• _INSTRUCTIONS FOR THE TASK_:
Return the entries verbatim and drop every picture.

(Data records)
##########

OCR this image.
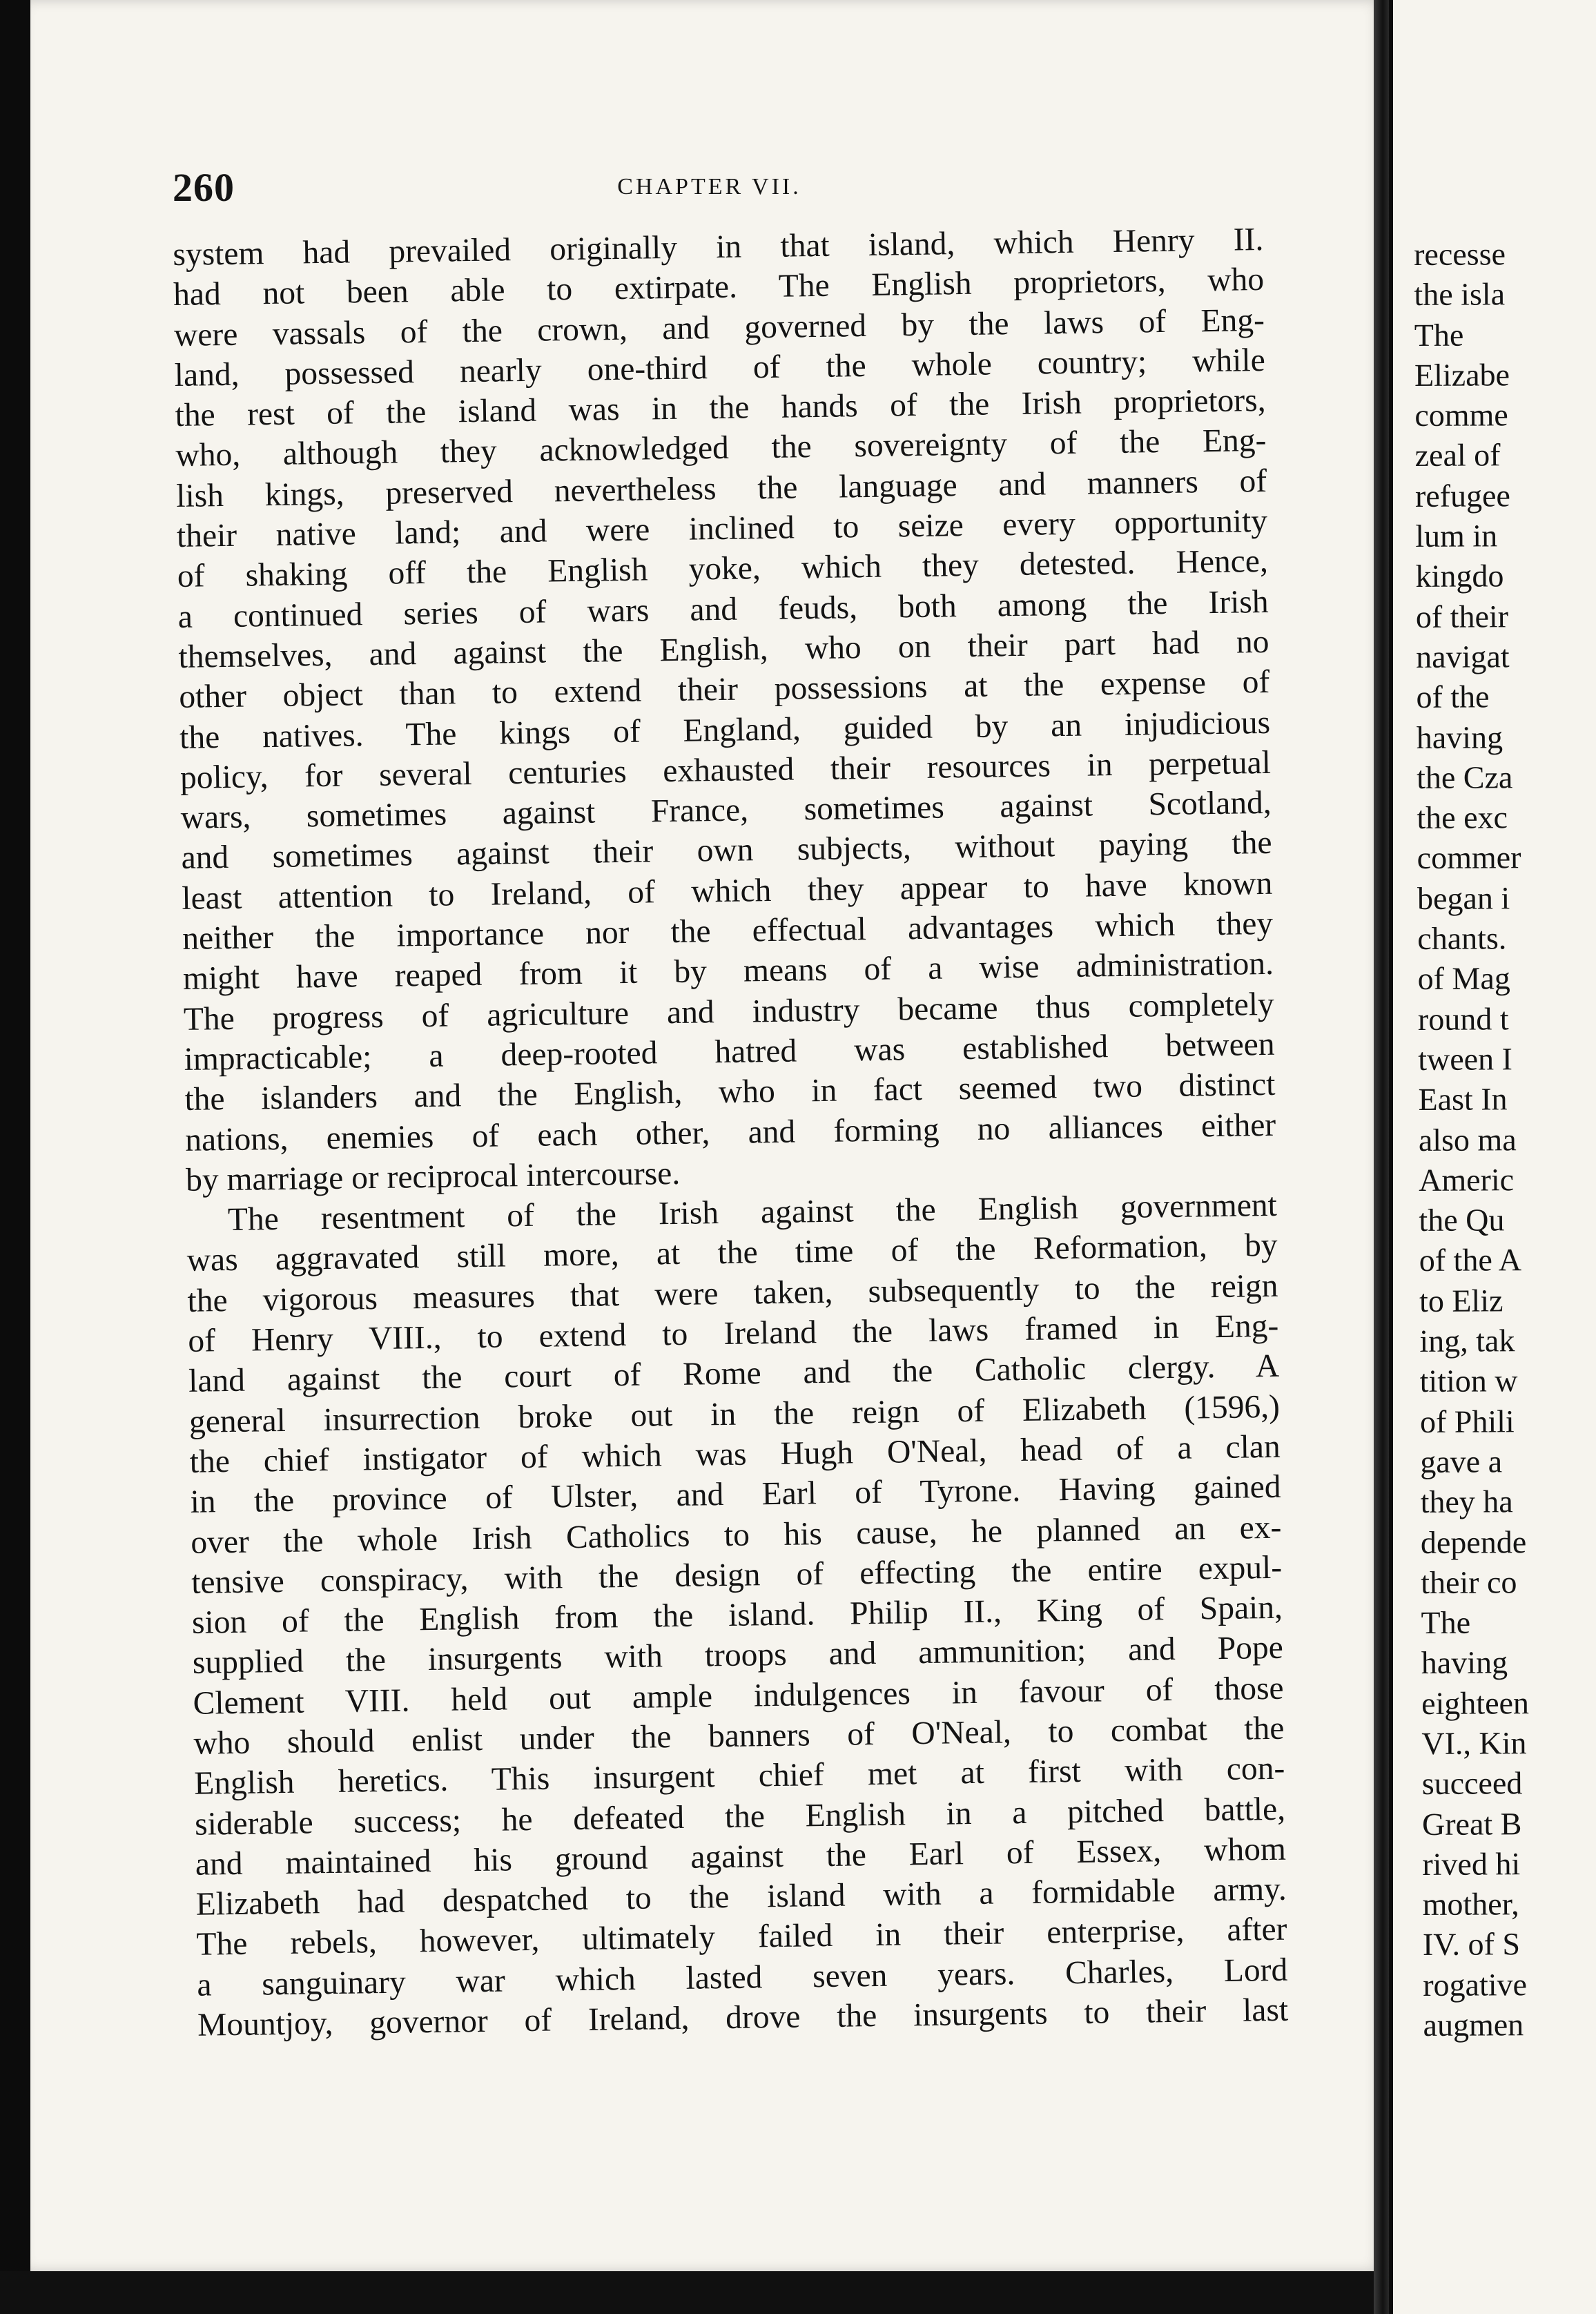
recesse
the isla
The
Elizabe
comme
zeal of
refugee
lum in
kingdo
of their
navigat
of the
having
the Cza
the exc
commer
began i
chants.
of Mag
round t
tween I
East In
also ma
Americ
the Qu
of the A
to Eliz
ing, tak
tition w
of Phili
gave a
they ha
depende
their co
The
having
eighteen
VI., Kin
succeed
Great B
rived hi
mother,
IV. of S
rogative
augmen
260	CHAPTER VII.
system had prevailed originally in that island, which Henry II.
had not been able to extirpate. The English proprietors, who
were vassals of the crown, and governed by the laws of Eng-
land, possessed nearly one-third of the whole country; while
the rest of the island was in the hands of the Irish proprietors,
who, although they acknowledged the sovereignty of the Eng-
lish kings, preserved nevertheless the language and manners of
their native land; and were inclined to seize every opportunity
of shaking off the English yoke, which they detested. Hence,
a continued series of wars and feuds, both among the Irish
themselves, and against the English, who on their part had no
other object than to extend their possessions at the expense of
the natives. The kings of England, guided by an injudicious
policy, for several centuries exhausted their resources in perpetual
wars, sometimes against France, sometimes against Scotland,
and sometimes against their own subjects, without paying the
least attention to Ireland, of which they appear to have known
neither the importance nor the effectual advantages which they
might have reaped from it by means of a wise administration.
The progress of agriculture and industry became thus completely
impracticable; a deep-rooted hatred was established between
the islanders and the English, who in fact seemed two distinct
nations, enemies of each other, and forming no alliances either
by marriage or reciprocal intercourse.
The resentment of the Irish against the English government
was aggravated still more, at the time of the Reformation, by
the vigorous measures that were taken, subsequently to the reign
of Henry VIII., to extend to Ireland the laws framed in Eng-
land against the court of Rome and the Catholic clergy. A
general insurrection broke out in the reign of Elizabeth (1596,)
the chief instigator of which was Hugh O'Neal, head of a clan
in the province of Ulster, and Earl of Tyrone. Having gained
over the whole Irish Catholics to his cause, he planned an ex-
tensive conspiracy, with the design of effecting the entire expul-
sion of the English from the island. Philip II., King of Spain,
supplied the insurgents with troops and ammunition; and Pope
Clement VIII. held out ample indulgences in favour of those
who should enlist under the banners of O'Neal, to combat the
English heretics. This insurgent chief met at first with con-
siderable success; he defeated the English in a pitched battle,
and maintained his ground against the Earl of Essex, whom
Elizabeth had despatched to the island with a formidable army.
The rebels, however, ultimately failed in their enterprise, after
a sanguinary war which lasted seven years. Charles, Lord
Mountjoy, governor of Ireland, drove the insurgents to their last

##########

• _ANSWER TO THIS PROBLEM_:
OCR this image.
recesse
the isla
The
Elizabe
comme
zeal of
refugee
lum in
kingdo
of their
navigat
of the
having
the Cza
the exc
commer
began i
chants.
of Mag
round t
tween I
East In
also ma
Americ
the Qu
of the A
to Eliz
ing, tak
tition w
of Phili
gave a
they ha
depende
their co
The
having
eighteen
VI., Kin
succeed
Great B
rived hi
mother,
IV. of S
rogative
augmen
260	CHAPTER VII.
system had prevailed originally in that island, which Henry II.
had not been able to extirpate. The English proprietors, who
were vassals of the crown, and governed by the laws of Eng-
land, possessed nearly one-third of the whole country; while
the rest of the island was in the hands of the Irish proprietors,
who, although they acknowledged the sovereignty of the Eng-
lish kings, preserved nevertheless the language and manners of
their native land; and were inclined to seize every opportunity
of shaking off the English yoke, which they detested. Hence,
a continued series of wars and feuds, both among the Irish
themselves, and against the English, who on their part had no
other object than to extend their possessions at the expense of
the natives. The kings of England, guided by an injudicious
policy, for several centuries exhausted their resources in perpetual
wars, sometimes against France, sometimes against Scotland,
and sometimes against their own subjects, without paying the
least attention to Ireland, of which they appear to have known
neither the importance nor the effectual advantages which they
might have reaped from it by means of a wise administration.
The progress of agriculture and industry became thus completely
impracticable; a deep-rooted hatred was established between
the islanders and the English, who in fact seemed two distinct
nations, enemies of each other, and forming no alliances either
by marriage or reciprocal intercourse.
The resentment of the Irish against the English government
was aggravated still more, at the time of the Reformation, by
the vigorous measures that were taken, subsequently to the reign
of Henry VIII., to extend to Ireland the laws framed in Eng-
land against the court of Rome and the Catholic clergy. A
general insurrection broke out in the reign of Elizabeth (1596,)
the chief instigator of which was Hugh O'Neal, head of a clan
in the province of Ulster, and Earl of Tyrone. Having gained
over the whole Irish Catholics to his cause, he planned an ex-
tensive conspiracy, with the design of effecting the entire expul-
sion of the English from the island. Philip II., King of Spain,
supplied the insurgents with troops and ammunition; and Pope
Clement VIII. held out ample indulgences in favour of those
who should enlist under the banners of O'Neal, to combat the
English heretics. This insurgent chief met at first with con-
siderable success; he defeated the English in a pitched battle,
and maintained his ground against the Earl of Essex, whom
Elizabeth had despatched to the island with a formidable army.
The rebels, however, ultimately failed in their enterprise, after
a sanguinary war which lasted seven years. Charles, Lord
Mountjoy, governor of Ireland, drove the insurgents to their last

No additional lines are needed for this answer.